- **THE TASK**
Lines containing the word "this" are the ones to copy from the records below.

- **SUPPLIED INFORMATION**
_____
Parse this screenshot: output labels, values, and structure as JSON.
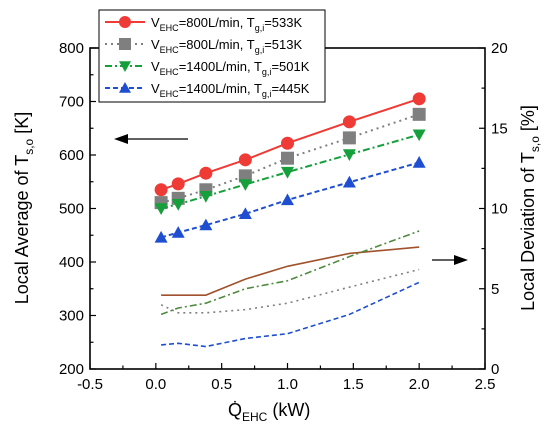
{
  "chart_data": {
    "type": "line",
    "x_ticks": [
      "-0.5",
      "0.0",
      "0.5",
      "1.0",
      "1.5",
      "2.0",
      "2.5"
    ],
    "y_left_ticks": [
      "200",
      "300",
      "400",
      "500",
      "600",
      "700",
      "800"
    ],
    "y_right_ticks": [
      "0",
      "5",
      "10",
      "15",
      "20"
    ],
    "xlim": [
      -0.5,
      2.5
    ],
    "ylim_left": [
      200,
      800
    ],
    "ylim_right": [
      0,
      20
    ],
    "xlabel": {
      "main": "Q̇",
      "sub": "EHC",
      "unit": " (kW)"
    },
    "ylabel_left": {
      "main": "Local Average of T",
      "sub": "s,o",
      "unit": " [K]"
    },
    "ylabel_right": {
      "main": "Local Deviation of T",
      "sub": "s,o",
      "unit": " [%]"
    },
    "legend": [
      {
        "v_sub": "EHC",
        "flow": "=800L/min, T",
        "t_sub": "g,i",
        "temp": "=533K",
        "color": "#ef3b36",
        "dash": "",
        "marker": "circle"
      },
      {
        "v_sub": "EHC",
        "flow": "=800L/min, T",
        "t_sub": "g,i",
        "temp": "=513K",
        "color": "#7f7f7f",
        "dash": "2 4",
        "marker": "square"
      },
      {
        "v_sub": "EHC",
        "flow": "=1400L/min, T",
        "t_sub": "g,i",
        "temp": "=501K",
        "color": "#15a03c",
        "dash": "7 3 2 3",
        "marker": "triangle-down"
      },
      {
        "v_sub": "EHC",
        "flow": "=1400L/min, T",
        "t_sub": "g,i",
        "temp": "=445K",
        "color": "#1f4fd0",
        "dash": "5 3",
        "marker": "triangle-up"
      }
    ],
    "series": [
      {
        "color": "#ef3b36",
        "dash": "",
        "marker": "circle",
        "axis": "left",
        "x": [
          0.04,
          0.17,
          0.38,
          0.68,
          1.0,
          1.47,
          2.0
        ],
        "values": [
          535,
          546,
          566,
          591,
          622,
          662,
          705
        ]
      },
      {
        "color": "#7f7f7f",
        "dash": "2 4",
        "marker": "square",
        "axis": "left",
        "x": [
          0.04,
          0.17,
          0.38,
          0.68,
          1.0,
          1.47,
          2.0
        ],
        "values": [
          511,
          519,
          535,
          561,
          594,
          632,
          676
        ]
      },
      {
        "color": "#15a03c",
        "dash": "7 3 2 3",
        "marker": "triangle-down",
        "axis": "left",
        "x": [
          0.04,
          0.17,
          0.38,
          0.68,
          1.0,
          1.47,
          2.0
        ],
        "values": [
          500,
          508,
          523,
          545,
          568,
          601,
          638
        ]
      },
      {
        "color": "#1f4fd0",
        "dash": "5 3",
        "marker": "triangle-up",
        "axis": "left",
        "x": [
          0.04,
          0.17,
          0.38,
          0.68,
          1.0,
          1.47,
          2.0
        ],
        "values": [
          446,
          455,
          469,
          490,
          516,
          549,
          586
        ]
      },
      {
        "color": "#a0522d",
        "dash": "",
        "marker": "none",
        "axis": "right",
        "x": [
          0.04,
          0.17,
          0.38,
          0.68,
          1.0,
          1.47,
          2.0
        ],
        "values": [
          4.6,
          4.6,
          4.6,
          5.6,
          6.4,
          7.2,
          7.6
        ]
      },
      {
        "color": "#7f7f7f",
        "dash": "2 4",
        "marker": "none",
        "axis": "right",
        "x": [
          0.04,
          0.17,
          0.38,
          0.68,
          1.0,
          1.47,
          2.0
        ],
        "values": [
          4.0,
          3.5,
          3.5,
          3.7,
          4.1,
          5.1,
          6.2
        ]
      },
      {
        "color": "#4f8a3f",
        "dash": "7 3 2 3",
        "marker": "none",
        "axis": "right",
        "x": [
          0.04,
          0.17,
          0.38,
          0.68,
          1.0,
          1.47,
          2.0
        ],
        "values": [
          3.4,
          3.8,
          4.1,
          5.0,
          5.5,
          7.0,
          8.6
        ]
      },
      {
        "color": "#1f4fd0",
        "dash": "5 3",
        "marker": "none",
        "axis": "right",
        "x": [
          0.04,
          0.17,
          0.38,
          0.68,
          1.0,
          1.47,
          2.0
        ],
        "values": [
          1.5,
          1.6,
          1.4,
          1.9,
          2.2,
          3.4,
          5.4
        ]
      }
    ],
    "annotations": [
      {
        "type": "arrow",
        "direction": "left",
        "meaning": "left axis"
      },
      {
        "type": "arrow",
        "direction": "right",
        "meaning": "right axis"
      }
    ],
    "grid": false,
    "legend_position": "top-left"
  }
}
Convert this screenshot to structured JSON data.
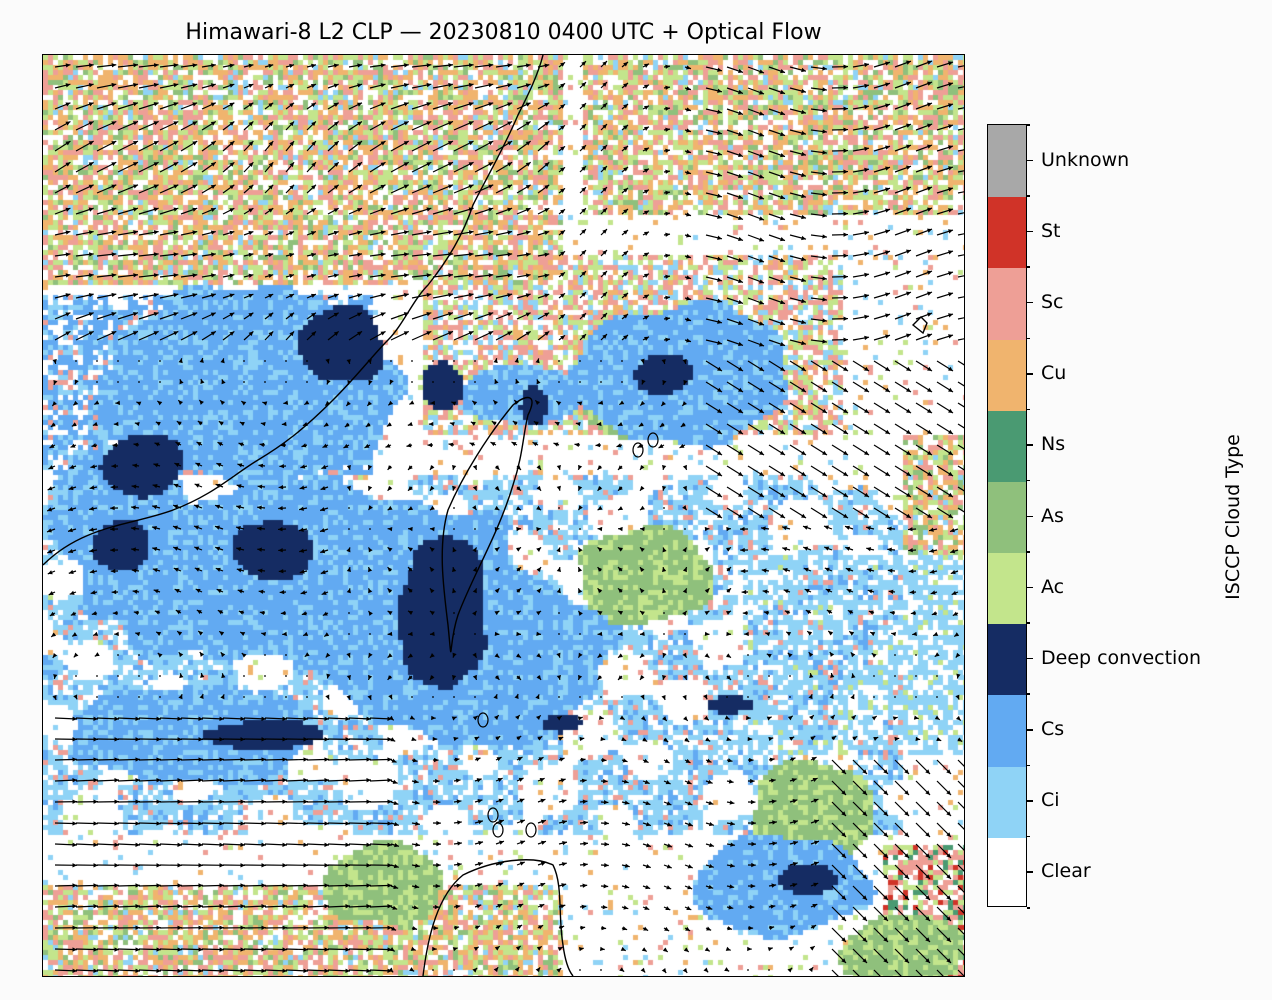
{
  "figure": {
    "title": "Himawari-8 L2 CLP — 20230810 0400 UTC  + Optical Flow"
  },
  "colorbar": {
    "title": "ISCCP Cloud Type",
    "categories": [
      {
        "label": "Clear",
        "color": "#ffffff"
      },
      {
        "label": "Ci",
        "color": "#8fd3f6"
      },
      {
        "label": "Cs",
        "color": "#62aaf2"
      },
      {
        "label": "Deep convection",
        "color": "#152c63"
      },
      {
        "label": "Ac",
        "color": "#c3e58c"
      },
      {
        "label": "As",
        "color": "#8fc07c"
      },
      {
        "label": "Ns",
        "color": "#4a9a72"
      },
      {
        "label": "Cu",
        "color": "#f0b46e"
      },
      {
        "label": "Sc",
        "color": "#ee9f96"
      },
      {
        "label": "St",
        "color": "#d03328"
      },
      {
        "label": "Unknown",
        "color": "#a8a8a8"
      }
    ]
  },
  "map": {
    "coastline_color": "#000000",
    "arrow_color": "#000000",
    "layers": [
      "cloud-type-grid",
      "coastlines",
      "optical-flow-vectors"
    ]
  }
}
_____
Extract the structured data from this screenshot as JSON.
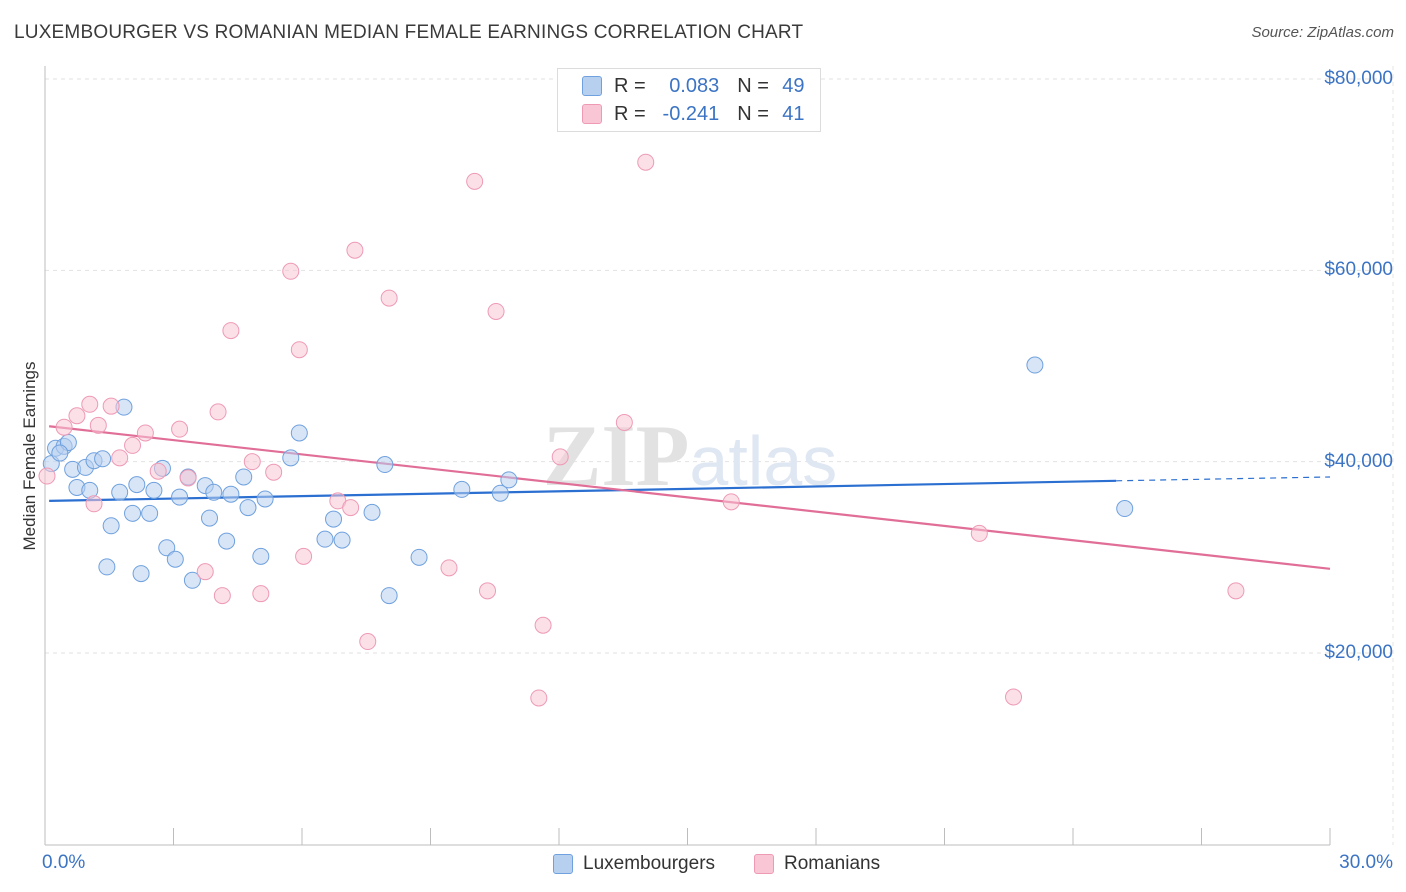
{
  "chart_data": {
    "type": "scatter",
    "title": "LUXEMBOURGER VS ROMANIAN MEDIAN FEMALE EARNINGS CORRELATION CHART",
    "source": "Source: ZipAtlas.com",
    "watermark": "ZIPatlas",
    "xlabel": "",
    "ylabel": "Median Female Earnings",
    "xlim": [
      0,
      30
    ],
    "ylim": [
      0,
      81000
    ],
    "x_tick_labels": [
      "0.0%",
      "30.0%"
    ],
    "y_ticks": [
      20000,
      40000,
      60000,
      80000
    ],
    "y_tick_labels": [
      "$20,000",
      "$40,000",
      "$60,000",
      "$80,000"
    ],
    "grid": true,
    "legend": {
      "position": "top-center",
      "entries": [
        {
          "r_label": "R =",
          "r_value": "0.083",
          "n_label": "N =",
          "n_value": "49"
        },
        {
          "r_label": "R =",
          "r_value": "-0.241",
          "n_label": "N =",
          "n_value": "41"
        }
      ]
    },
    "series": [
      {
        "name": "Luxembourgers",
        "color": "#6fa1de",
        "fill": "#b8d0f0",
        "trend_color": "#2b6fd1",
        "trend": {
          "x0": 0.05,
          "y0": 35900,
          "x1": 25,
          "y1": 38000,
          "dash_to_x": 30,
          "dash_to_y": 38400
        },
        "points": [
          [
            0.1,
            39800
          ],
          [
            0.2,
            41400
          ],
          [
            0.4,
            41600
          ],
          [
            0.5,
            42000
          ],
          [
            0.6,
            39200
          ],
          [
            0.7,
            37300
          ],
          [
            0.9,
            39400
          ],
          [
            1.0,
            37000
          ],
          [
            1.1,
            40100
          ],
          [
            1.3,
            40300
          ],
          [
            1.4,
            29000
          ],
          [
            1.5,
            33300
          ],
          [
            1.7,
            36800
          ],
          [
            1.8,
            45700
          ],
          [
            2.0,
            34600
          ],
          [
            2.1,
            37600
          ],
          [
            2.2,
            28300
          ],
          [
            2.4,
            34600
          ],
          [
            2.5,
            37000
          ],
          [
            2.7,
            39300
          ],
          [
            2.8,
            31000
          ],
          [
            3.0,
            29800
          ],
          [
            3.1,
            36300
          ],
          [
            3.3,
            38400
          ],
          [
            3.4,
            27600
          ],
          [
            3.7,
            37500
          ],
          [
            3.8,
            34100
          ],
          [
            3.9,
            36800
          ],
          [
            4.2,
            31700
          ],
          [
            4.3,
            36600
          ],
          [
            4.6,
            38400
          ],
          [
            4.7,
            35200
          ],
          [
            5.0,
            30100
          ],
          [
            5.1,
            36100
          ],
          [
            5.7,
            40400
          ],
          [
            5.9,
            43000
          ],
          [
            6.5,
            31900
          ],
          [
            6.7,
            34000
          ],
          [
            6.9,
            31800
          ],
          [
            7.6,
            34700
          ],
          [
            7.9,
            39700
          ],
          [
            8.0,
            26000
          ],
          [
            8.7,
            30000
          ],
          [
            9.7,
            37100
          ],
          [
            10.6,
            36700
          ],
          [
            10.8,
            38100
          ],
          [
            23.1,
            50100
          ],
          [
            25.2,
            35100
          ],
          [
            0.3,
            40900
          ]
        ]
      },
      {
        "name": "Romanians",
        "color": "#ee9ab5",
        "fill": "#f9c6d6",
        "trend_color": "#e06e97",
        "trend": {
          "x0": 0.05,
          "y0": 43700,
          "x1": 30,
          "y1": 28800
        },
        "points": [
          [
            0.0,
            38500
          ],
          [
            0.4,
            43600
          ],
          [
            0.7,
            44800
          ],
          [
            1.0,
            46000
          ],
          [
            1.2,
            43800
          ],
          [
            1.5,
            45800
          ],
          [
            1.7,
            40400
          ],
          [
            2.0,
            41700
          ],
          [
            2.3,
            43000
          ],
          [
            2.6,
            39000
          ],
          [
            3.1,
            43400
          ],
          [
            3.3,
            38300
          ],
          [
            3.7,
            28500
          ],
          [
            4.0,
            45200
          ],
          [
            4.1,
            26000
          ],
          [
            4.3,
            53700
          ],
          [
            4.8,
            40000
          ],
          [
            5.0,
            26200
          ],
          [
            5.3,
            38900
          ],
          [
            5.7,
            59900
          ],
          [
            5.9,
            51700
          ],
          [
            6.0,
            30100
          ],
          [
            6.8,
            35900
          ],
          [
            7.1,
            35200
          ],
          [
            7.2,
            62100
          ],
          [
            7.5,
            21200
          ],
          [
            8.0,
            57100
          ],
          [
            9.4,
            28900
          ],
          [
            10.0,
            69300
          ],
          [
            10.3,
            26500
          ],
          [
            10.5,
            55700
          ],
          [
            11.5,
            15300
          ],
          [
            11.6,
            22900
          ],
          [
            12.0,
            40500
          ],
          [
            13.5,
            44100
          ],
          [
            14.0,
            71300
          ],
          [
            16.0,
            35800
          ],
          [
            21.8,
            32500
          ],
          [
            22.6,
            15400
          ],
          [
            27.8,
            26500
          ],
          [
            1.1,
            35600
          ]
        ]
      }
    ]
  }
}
_____
- **THE REPLY**
Parse this screenshot: output labels, values, and structure as JSON.
Convert this screenshot to structured JSON data.
Extract the structured data from this screenshot as JSON.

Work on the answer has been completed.